_Written instruction_: Select every line below containing the word "Bild".

— start Data provided —

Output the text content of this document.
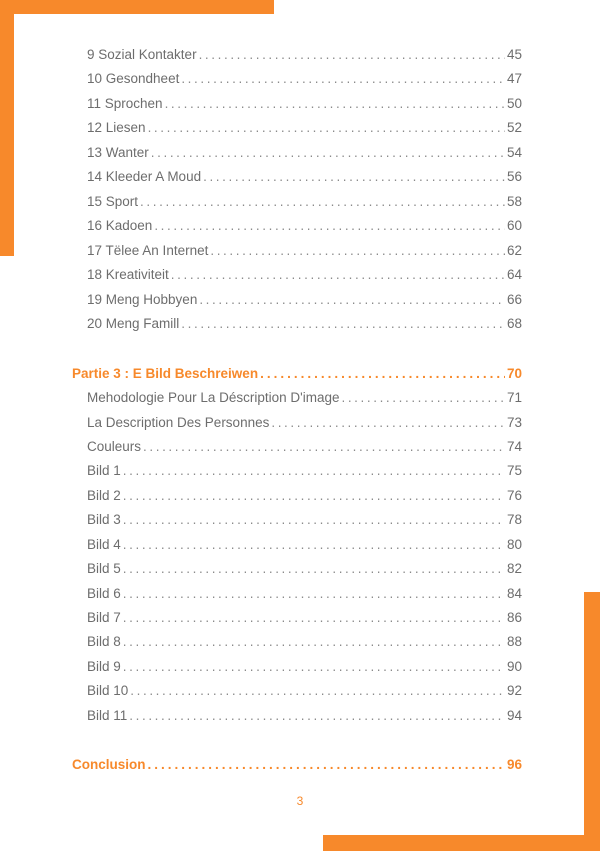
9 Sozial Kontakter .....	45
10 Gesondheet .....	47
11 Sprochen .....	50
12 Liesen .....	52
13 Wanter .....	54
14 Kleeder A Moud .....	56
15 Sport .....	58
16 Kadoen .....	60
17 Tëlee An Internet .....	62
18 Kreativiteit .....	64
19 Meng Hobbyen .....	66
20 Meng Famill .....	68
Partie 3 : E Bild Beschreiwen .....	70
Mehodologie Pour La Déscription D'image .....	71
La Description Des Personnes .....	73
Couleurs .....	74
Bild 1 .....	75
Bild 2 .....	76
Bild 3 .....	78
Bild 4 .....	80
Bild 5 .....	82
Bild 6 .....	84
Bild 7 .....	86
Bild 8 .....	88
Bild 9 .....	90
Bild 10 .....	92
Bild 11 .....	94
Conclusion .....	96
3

— end Data provided —

_Correct output_:
Partie 3 : E Bild Beschreiwen .....	70
Bild 1 .....	75
Bild 2 .....	76
Bild 3 .....	78
Bild 4 .....	80
Bild 5 .....	82
Bild 6 .....	84
Bild 7 .....	86
Bild 8 .....	88
Bild 9 .....	90
Bild 10 .....	92
Bild 11 .....	94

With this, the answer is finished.